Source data
★ ★ ★ ★ ★ ★ ★

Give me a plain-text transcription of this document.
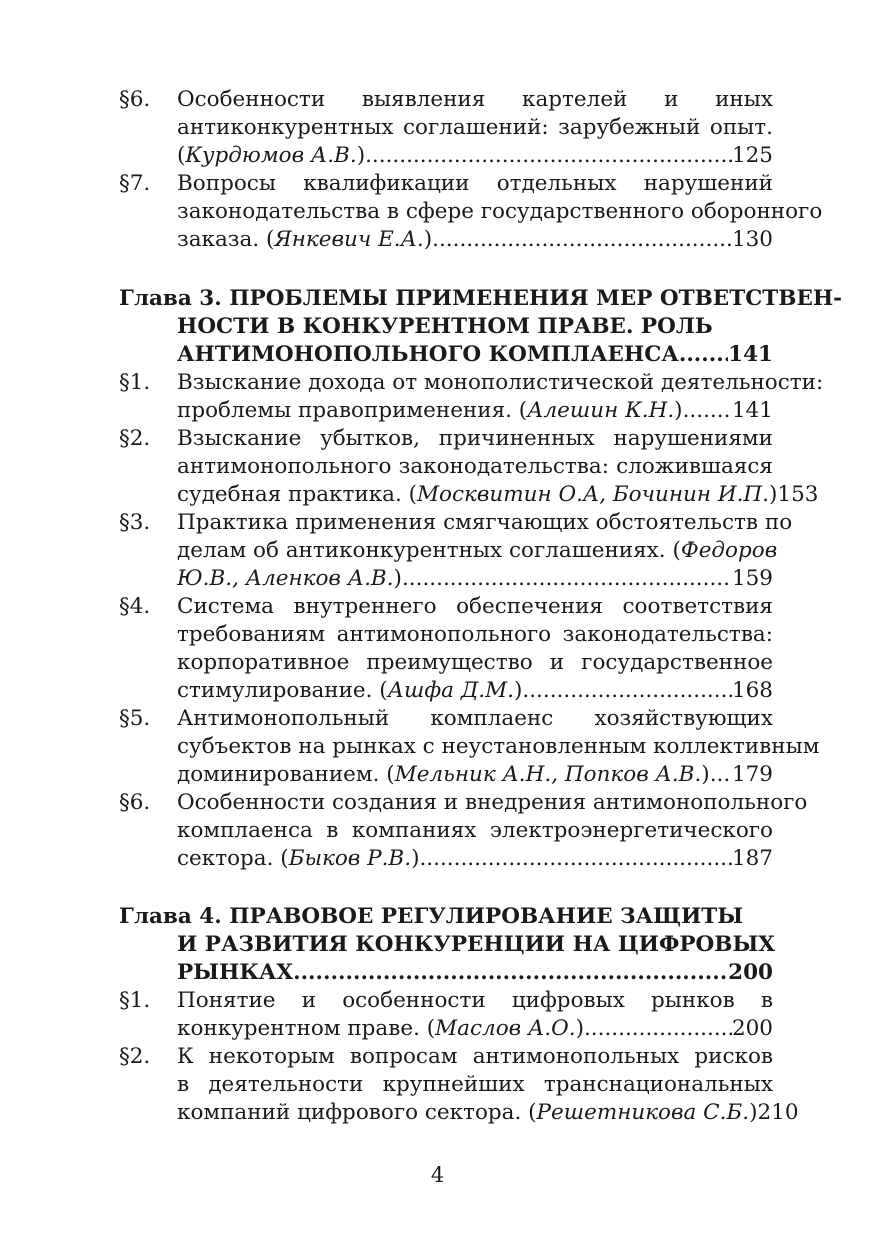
§6. Особенности выявления картелей и иных
антиконкурентных соглашений: зарубежный опыт.
(Курдюмов А.В.) .....	125
§7. Вопросы квалификации отдельных нарушений
законодательства в сфере государственного оборонного
заказа. (Янкевич Е.А.) .....	130
Глава 3. ПРОБЛЕМЫ ПРИМЕНЕНИЯ МЕР ОТВЕТСТВЕН-
НОСТИ В КОНКУРЕНТНОМ ПРАВЕ. РОЛЬ
АНТИМОНОПОЛЬНОГО КОМПЛАЕНСА ..... 141
§1. Взыскание дохода от монополистической деятельности:
проблемы правоприменения. (Алешин К.Н.) ..... 141
§2. Взыскание убытков, причиненных нарушениями
антимонопольного законодательства: сложившаяся
судебная практика. (Москвитин О.А, Бочинин И.П.) 153
§3. Практика применения смягчающих обстоятельств по
делам об антиконкурентных соглашениях. ( Федоров
Ю.В., Аленков А.В.) .....	159
§4. Система внутреннего обеспечения соответствия
требованиям антимонопольного законодательства:
корпоративное преимущество и государственное
стимулирование. (Ашфа Д.М.) .....	168
§5. Антимонопольный комплаенс хозяйствующих
субъектов на рынках с неустановленным коллективным
доминированием. (Мельник А.Н., Попков А.В.) ..... 179
§6. Особенности создания и внедрения антимонопольного
комплаенса в компаниях электроэнергетического
сектора. (Быков Р.В.) .....	187
Глава 4. ПРАВОВОЕ РЕГУЛИРОВАНИЕ ЗАЩИТЫ
И РАЗВИТИЯ КОНКУРЕНЦИИ НА ЦИФРОВЫХ
РЫНКАХ .....	200
§1. Понятие и особенности цифровых рынков в
конкурентном праве. (Маслов А.О.) .....	200
§2. К некоторым вопросам антимонопольных рисков
в деятельности крупнейших транснациональных
компаний цифрового сектора. (Решетникова С.Б.) 210
4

★ ★ ★ ★ ★ ★ ★

### Goal of the exercise
Copy out all of the data word for word. Do not carry over any picture.

### Answer to this problem
Give me a plain-text transcription of this document.
§6. Особенности выявления картелей и иных
антиконкурентных соглашений: зарубежный опыт.
(Курдюмов А.В.) .....	125
§7. Вопросы квалификации отдельных нарушений
законодательства в сфере государственного оборонного
заказа. (Янкевич Е.А.) .....	130
Глава 3. ПРОБЛЕМЫ ПРИМЕНЕНИЯ МЕР ОТВЕТСТВЕН-
НОСТИ В КОНКУРЕНТНОМ ПРАВЕ. РОЛЬ
АНТИМОНОПОЛЬНОГО КОМПЛАЕНСА ..... 141
§1. Взыскание дохода от монополистической деятельности:
проблемы правоприменения. (Алешин К.Н.) ..... 141
§2. Взыскание убытков, причиненных нарушениями
антимонопольного законодательства: сложившаяся
судебная практика. (Москвитин О.А, Бочинин И.П.) 153
§3. Практика применения смягчающих обстоятельств по
делам об антиконкурентных соглашениях. ( Федоров
Ю.В., Аленков А.В.) .....	159
§4. Система внутреннего обеспечения соответствия
требованиям антимонопольного законодательства:
корпоративное преимущество и государственное
стимулирование. (Ашфа Д.М.) .....	168
§5. Антимонопольный комплаенс хозяйствующих
субъектов на рынках с неустановленным коллективным
доминированием. (Мельник А.Н., Попков А.В.) ..... 179
§6. Особенности создания и внедрения антимонопольного
комплаенса в компаниях электроэнергетического
сектора. (Быков Р.В.) .....	187
Глава 4. ПРАВОВОЕ РЕГУЛИРОВАНИЕ ЗАЩИТЫ
И РАЗВИТИЯ КОНКУРЕНЦИИ НА ЦИФРОВЫХ
РЫНКАХ .....	200
§1. Понятие и особенности цифровых рынков в
конкурентном праве. (Маслов А.О.) .....	200
§2. К некоторым вопросам антимонопольных рисков
в деятельности крупнейших транснациональных
компаний цифрового сектора. (Решетникова С.Б.) 210
4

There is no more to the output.